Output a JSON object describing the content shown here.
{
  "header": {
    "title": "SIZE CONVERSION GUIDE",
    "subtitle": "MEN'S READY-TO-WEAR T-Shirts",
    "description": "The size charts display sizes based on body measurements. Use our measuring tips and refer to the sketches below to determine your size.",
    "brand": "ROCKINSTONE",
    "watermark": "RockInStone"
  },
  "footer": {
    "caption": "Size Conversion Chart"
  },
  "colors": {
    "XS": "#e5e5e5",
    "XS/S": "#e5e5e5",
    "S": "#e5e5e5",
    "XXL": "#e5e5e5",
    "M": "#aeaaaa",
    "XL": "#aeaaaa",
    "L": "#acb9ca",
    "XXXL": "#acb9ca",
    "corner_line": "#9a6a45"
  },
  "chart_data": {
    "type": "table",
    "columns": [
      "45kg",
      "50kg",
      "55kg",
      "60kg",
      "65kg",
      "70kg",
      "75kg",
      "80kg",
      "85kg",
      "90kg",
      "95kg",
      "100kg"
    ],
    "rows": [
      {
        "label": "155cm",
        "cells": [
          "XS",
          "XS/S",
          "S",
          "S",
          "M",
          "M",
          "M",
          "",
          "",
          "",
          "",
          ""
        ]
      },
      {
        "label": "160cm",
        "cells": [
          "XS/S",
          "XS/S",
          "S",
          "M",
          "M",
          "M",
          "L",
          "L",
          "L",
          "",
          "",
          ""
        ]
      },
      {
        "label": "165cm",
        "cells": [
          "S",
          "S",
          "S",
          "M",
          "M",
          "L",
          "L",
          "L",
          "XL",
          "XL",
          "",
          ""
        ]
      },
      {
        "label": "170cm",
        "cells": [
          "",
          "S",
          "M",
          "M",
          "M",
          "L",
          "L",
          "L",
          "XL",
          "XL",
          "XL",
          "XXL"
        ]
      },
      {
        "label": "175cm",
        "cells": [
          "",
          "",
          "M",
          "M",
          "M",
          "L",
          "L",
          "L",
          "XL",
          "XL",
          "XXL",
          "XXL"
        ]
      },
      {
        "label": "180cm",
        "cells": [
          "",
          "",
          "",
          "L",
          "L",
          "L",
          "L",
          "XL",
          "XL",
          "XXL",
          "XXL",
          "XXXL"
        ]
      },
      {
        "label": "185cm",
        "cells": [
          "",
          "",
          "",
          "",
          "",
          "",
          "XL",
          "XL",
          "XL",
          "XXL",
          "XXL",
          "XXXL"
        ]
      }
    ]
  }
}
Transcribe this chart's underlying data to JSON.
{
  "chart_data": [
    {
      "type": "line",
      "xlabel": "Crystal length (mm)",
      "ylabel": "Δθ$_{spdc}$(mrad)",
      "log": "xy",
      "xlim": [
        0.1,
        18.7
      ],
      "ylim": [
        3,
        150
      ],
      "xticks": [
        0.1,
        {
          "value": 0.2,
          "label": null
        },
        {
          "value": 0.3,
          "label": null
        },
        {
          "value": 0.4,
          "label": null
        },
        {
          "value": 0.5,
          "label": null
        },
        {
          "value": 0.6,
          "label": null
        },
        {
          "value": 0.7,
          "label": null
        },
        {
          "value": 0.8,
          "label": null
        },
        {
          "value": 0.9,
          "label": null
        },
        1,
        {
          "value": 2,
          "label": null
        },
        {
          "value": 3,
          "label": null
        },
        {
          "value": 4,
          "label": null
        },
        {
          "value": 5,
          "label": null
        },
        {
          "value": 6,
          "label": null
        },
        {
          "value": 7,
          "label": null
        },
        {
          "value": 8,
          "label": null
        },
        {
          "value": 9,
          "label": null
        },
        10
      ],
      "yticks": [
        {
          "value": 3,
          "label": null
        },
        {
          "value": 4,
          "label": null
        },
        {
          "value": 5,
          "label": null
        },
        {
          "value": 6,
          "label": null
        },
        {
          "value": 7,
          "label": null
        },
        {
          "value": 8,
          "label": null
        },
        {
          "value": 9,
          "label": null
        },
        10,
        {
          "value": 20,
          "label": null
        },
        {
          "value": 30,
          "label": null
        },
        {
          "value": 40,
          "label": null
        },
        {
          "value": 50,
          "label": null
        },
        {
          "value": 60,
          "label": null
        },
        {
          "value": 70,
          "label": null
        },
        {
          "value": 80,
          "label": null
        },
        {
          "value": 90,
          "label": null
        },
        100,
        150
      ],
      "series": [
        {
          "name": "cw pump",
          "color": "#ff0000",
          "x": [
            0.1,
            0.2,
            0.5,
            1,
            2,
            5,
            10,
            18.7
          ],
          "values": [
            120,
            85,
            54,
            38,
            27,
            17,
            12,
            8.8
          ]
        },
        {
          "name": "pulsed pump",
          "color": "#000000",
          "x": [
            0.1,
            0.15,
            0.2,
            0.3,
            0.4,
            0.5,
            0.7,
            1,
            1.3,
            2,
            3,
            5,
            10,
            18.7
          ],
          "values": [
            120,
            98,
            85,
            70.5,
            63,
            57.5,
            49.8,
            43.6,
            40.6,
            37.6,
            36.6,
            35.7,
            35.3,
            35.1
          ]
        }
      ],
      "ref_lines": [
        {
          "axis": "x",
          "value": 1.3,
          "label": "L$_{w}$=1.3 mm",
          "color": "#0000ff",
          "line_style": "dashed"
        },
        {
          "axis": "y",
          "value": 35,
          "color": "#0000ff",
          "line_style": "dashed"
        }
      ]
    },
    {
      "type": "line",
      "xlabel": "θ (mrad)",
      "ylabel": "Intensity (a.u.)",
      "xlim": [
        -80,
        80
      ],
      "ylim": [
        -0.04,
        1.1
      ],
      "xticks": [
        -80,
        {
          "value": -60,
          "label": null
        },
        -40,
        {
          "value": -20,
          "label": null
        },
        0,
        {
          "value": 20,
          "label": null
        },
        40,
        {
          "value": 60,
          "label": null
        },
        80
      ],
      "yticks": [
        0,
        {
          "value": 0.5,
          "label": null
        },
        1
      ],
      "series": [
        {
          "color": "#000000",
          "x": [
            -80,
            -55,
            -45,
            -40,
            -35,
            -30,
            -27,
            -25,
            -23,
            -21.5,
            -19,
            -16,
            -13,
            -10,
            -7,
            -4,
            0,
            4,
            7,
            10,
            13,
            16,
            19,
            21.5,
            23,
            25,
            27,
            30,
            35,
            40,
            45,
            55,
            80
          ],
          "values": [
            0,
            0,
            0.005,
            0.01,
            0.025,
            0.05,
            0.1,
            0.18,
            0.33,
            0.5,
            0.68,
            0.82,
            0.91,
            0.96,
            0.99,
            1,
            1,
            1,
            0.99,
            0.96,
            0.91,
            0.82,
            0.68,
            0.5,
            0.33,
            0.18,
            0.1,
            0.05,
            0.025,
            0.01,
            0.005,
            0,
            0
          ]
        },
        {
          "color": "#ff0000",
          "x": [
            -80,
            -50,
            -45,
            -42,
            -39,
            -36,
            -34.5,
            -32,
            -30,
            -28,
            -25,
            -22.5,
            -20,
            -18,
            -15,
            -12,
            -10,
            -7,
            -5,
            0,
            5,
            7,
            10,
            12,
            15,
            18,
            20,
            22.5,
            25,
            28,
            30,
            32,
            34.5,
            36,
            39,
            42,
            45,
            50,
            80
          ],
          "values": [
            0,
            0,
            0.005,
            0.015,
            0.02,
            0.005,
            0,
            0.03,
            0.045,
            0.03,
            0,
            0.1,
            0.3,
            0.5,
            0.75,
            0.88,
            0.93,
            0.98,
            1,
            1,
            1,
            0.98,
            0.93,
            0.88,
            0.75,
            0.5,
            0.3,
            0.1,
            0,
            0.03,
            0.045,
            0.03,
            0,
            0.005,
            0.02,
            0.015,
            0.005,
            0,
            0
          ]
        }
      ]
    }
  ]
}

────────────────────────────────────────

Extract the entries above verbatim.

Solved problem:
Output a JSON object describing the content shown here.
{
  "header": {
    "title": "SIZE CONVERSION GUIDE",
    "subtitle": "MEN'S READY-TO-WEAR T-Shirts",
    "description": "The size charts display sizes based on body measurements. Use our measuring tips and refer to the sketches below to determine your size.",
    "brand": "ROCKINSTONE",
    "watermark": "RockInStone"
  },
  "footer": {
    "caption": "Size Conversion Chart"
  },
  "colors": {
    "XS": "#e5e5e5",
    "XS/S": "#e5e5e5",
    "S": "#e5e5e5",
    "XXL": "#e5e5e5",
    "M": "#aeaaaa",
    "XL": "#aeaaaa",
    "L": "#acb9ca",
    "XXXL": "#acb9ca",
    "corner_line": "#9a6a45"
  },
  "chart_data": {
    "type": "table",
    "columns": [
      "45kg",
      "50kg",
      "55kg",
      "60kg",
      "65kg",
      "70kg",
      "75kg",
      "80kg",
      "85kg",
      "90kg",
      "95kg",
      "100kg"
    ],
    "rows": [
      {
        "label": "155cm",
        "cells": [
          "XS",
          "XS/S",
          "S",
          "S",
          "M",
          "M",
          "M",
          "",
          "",
          "",
          "",
          ""
        ]
      },
      {
        "label": "160cm",
        "cells": [
          "XS/S",
          "XS/S",
          "S",
          "M",
          "M",
          "M",
          "L",
          "L",
          "L",
          "",
          "",
          ""
        ]
      },
      {
        "label": "165cm",
        "cells": [
          "S",
          "S",
          "S",
          "M",
          "M",
          "L",
          "L",
          "L",
          "XL",
          "XL",
          "",
          ""
        ]
      },
      {
        "label": "170cm",
        "cells": [
          "",
          "S",
          "M",
          "M",
          "M",
          "L",
          "L",
          "L",
          "XL",
          "XL",
          "XL",
          "XXL"
        ]
      },
      {
        "label": "175cm",
        "cells": [
          "",
          "",
          "M",
          "M",
          "M",
          "L",
          "L",
          "L",
          "XL",
          "XL",
          "XXL",
          "XXL"
        ]
      },
      {
        "label": "180cm",
        "cells": [
          "",
          "",
          "",
          "L",
          "L",
          "L",
          "L",
          "XL",
          "XL",
          "XXL",
          "XXL",
          "XXXL"
        ]
      },
      {
        "label": "185cm",
        "cells": [
          "",
          "",
          "",
          "",
          "",
          "",
          "XL",
          "XL",
          "XL",
          "XXL",
          "XXL",
          "XXXL"
        ]
      }
    ]
  }
}
Transcribe this chart's underlying data to JSON.
{
  "chart_data": [
    {
      "type": "line",
      "xlabel": "Crystal length (mm)",
      "ylabel": "Δθ$_{spdc}$(mrad)",
      "log": "xy",
      "xlim": [
        0.1,
        18.7
      ],
      "ylim": [
        3,
        150
      ],
      "xticks": [
        0.1,
        {
          "value": 0.2,
          "label": null
        },
        {
          "value": 0.3,
          "label": null
        },
        {
          "value": 0.4,
          "label": null
        },
        {
          "value": 0.5,
          "label": null
        },
        {
          "value": 0.6,
          "label": null
        },
        {
          "value": 0.7,
          "label": null
        },
        {
          "value": 0.8,
          "label": null
        },
        {
          "value": 0.9,
          "label": null
        },
        1,
        {
          "value": 2,
          "label": null
        },
        {
          "value": 3,
          "label": null
        },
        {
          "value": 4,
          "label": null
        },
        {
          "value": 5,
          "label": null
        },
        {
          "value": 6,
          "label": null
        },
        {
          "value": 7,
          "label": null
        },
        {
          "value": 8,
          "label": null
        },
        {
          "value": 9,
          "label": null
        },
        10
      ],
      "yticks": [
        {
          "value": 3,
          "label": null
        },
        {
          "value": 4,
          "label": null
        },
        {
          "value": 5,
          "label": null
        },
        {
          "value": 6,
          "label": null
        },
        {
          "value": 7,
          "label": null
        },
        {
          "value": 8,
          "label": null
        },
        {
          "value": 9,
          "label": null
        },
        10,
        {
          "value": 20,
          "label": null
        },
        {
          "value": 30,
          "label": null
        },
        {
          "value": 40,
          "label": null
        },
        {
          "value": 50,
          "label": null
        },
        {
          "value": 60,
          "label": null
        },
        {
          "value": 70,
          "label": null
        },
        {
          "value": 80,
          "label": null
        },
        {
          "value": 90,
          "label": null
        },
        100,
        150
      ],
      "series": [
        {
          "name": "cw pump",
          "color": "#ff0000",
          "x": [
            0.1,
            0.2,
            0.5,
            1,
            2,
            5,
            10,
            18.7
          ],
          "values": [
            120,
            85,
            54,
            38,
            27,
            17,
            12,
            8.8
          ]
        },
        {
          "name": "pulsed pump",
          "color": "#000000",
          "x": [
            0.1,
            0.15,
            0.2,
            0.3,
            0.4,
            0.5,
            0.7,
            1,
            1.3,
            2,
            3,
            5,
            10,
            18.7
          ],
          "values": [
            120,
            98,
            85,
            70.5,
            63,
            57.5,
            49.8,
            43.6,
            40.6,
            37.6,
            36.6,
            35.7,
            35.3,
            35.1
          ]
        }
      ],
      "ref_lines": [
        {
          "axis": "x",
          "value": 1.3,
          "label": "L$_{w}$=1.3 mm",
          "color": "#0000ff",
          "line_style": "dashed"
        },
        {
          "axis": "y",
          "value": 35,
          "color": "#0000ff",
          "line_style": "dashed"
        }
      ]
    },
    {
      "type": "line",
      "xlabel": "θ (mrad)",
      "ylabel": "Intensity (a.u.)",
      "xlim": [
        -80,
        80
      ],
      "ylim": [
        -0.04,
        1.1
      ],
      "xticks": [
        -80,
        {
          "value": -60,
          "label": null
        },
        -40,
        {
          "value": -20,
          "label": null
        },
        0,
        {
          "value": 20,
          "label": null
        },
        40,
        {
          "value": 60,
          "label": null
        },
        80
      ],
      "yticks": [
        0,
        {
          "value": 0.5,
          "label": null
        },
        1
      ],
      "series": [
        {
          "color": "#000000",
          "x": [
            -80,
            -55,
            -45,
            -40,
            -35,
            -30,
            -27,
            -25,
            -23,
            -21.5,
            -19,
            -16,
            -13,
            -10,
            -7,
            -4,
            0,
            4,
            7,
            10,
            13,
            16,
            19,
            21.5,
            23,
            25,
            27,
            30,
            35,
            40,
            45,
            55,
            80
          ],
          "values": [
            0,
            0,
            0.005,
            0.01,
            0.025,
            0.05,
            0.1,
            0.18,
            0.33,
            0.5,
            0.68,
            0.82,
            0.91,
            0.96,
            0.99,
            1,
            1,
            1,
            0.99,
            0.96,
            0.91,
            0.82,
            0.68,
            0.5,
            0.33,
            0.18,
            0.1,
            0.05,
            0.025,
            0.01,
            0.005,
            0,
            0
          ]
        },
        {
          "color": "#ff0000",
          "x": [
            -80,
            -50,
            -45,
            -42,
            -39,
            -36,
            -34.5,
            -32,
            -30,
            -28,
            -25,
            -22.5,
            -20,
            -18,
            -15,
            -12,
            -10,
            -7,
            -5,
            0,
            5,
            7,
            10,
            12,
            15,
            18,
            20,
            22.5,
            25,
            28,
            30,
            32,
            34.5,
            36,
            39,
            42,
            45,
            50,
            80
          ],
          "values": [
            0,
            0,
            0.005,
            0.015,
            0.02,
            0.005,
            0,
            0.03,
            0.045,
            0.03,
            0,
            0.1,
            0.3,
            0.5,
            0.75,
            0.88,
            0.93,
            0.98,
            1,
            1,
            1,
            0.98,
            0.93,
            0.88,
            0.75,
            0.5,
            0.3,
            0.1,
            0,
            0.03,
            0.045,
            0.03,
            0,
            0.005,
            0.02,
            0.015,
            0.005,
            0,
            0
          ]
        }
      ]
    }
  ]
}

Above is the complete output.